→ **MATERIAL TO PROCESS**:
--------------------

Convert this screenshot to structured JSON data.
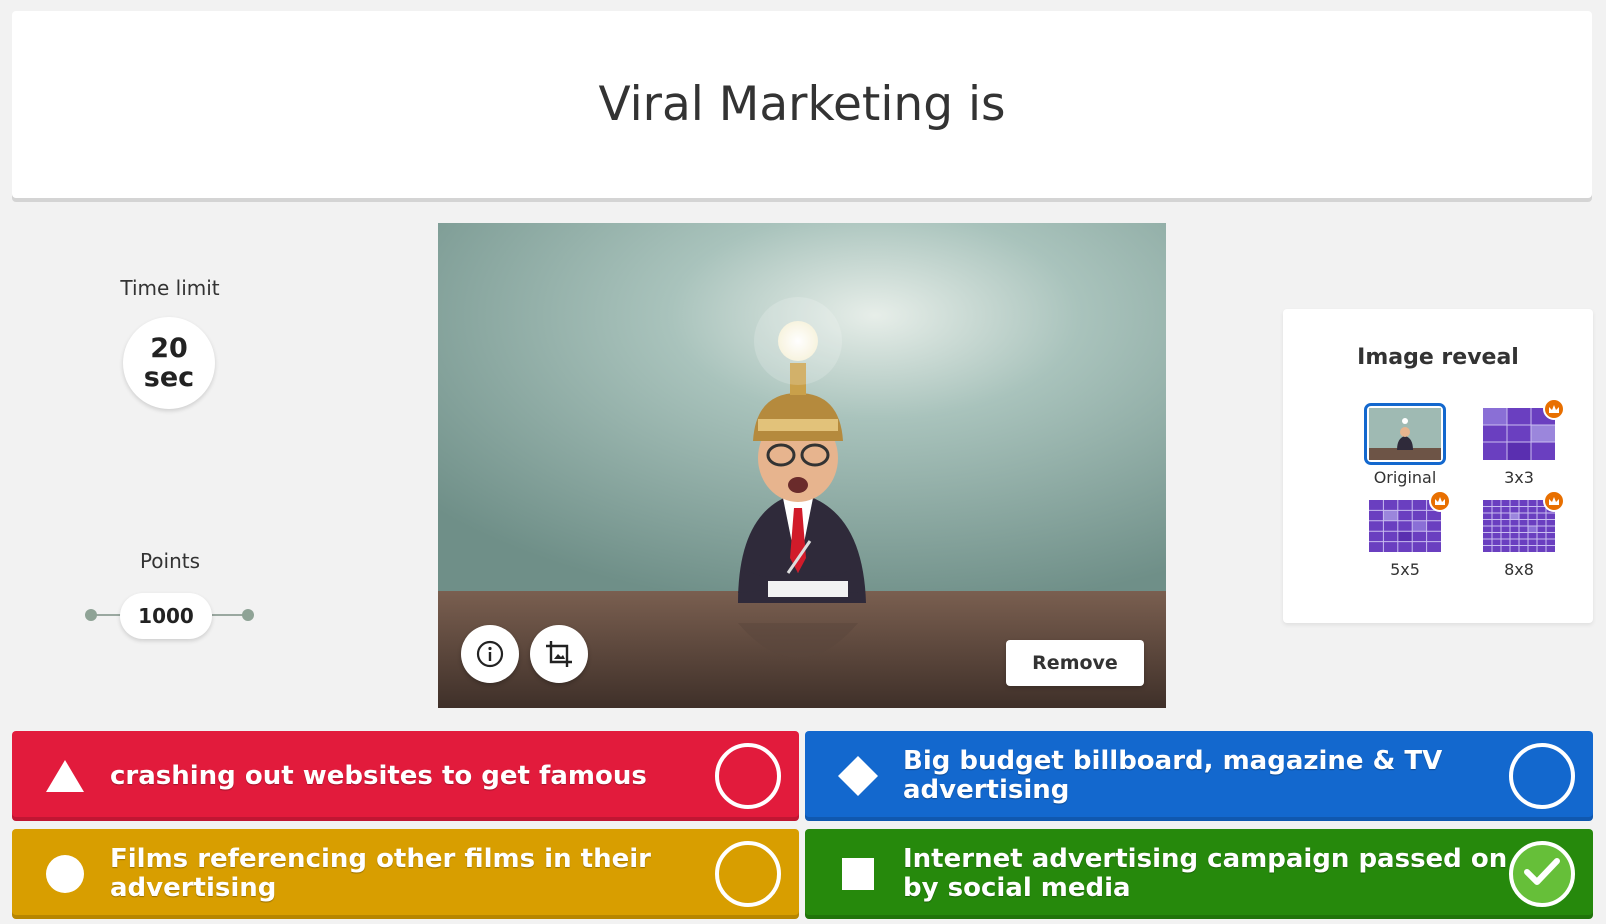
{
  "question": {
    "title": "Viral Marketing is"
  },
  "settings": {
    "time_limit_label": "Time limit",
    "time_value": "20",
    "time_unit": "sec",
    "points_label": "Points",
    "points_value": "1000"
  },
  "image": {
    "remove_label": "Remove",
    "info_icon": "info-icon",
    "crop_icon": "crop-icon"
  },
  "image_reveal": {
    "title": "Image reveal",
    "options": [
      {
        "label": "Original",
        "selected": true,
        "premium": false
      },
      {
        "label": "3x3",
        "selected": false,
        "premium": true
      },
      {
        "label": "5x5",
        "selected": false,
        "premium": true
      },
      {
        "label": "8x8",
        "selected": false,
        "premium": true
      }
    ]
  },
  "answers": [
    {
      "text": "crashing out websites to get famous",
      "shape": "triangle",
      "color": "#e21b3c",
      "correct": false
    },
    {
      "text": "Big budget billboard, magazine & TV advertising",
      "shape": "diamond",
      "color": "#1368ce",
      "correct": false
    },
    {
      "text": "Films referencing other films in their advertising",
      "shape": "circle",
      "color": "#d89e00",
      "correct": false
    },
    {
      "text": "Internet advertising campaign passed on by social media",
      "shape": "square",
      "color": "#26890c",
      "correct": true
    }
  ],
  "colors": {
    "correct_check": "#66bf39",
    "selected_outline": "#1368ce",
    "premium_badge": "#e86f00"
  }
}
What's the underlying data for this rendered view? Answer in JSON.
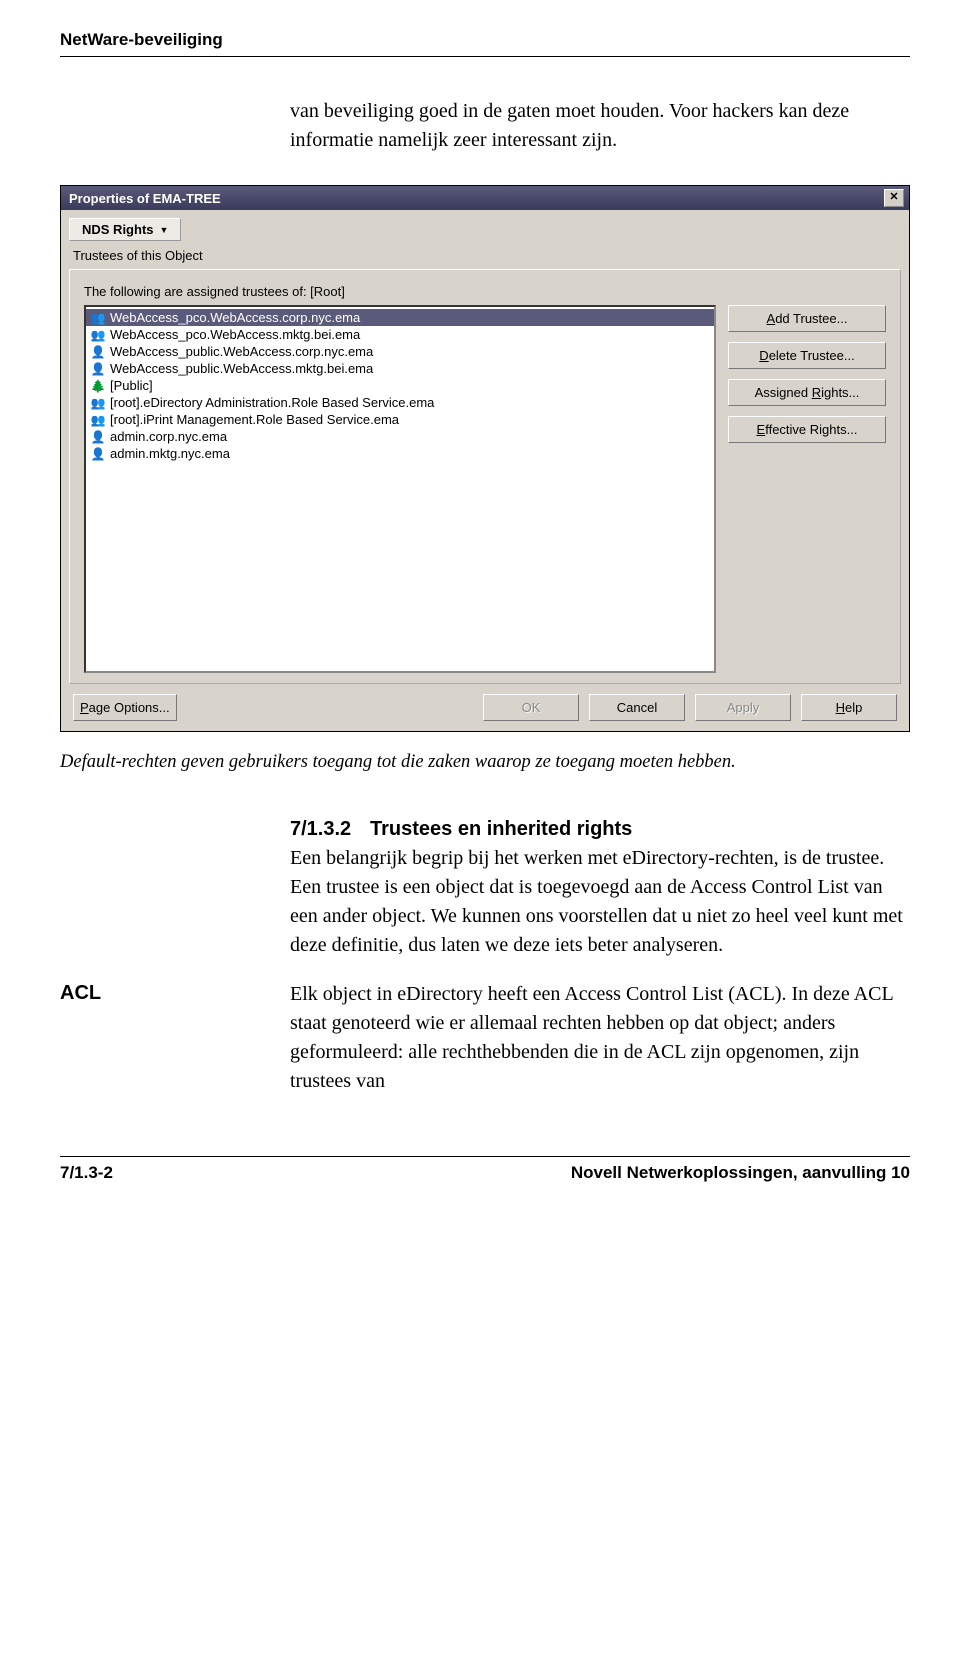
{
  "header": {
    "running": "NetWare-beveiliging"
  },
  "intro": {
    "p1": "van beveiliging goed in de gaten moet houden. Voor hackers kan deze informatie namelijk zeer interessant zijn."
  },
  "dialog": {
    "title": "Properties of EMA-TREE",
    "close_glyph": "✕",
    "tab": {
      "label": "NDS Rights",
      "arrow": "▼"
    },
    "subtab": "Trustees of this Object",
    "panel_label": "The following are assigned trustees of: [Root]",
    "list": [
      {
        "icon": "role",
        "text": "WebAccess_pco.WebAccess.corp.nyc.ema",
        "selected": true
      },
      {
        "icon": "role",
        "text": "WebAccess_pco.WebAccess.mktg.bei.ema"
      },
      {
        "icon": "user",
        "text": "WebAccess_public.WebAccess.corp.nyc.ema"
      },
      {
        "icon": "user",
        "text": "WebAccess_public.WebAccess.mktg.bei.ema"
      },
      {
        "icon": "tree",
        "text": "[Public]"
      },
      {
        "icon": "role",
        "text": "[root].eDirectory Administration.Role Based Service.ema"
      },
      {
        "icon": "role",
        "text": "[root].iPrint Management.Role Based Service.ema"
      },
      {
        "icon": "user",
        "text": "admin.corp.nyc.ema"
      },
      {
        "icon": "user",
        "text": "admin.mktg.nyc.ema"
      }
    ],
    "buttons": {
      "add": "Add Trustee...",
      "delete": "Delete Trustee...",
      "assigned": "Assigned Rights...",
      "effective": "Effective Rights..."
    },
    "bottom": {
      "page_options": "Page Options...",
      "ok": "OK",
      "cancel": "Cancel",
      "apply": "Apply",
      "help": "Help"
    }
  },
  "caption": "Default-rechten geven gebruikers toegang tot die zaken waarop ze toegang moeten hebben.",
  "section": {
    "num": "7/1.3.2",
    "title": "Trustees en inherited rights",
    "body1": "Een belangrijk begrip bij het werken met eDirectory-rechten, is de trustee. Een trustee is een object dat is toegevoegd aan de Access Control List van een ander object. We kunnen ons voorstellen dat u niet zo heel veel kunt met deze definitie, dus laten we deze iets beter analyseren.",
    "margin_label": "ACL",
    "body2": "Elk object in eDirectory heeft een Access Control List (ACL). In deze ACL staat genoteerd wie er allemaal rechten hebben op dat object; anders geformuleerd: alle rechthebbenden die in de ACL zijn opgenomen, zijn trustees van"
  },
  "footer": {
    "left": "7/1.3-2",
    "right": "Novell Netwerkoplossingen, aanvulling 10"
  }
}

--------------------

→ **YOUR INSTRUCTIONS**: Using the material above, gather every line that includes "title".

→ **SOLUTION TO THE PROBLEM**:
    "title": "Viral Marketing is"
    "title": "Image reveal",
    "title": "Properties of EMA-TREE",
    "title": "Trustees en inherited rights",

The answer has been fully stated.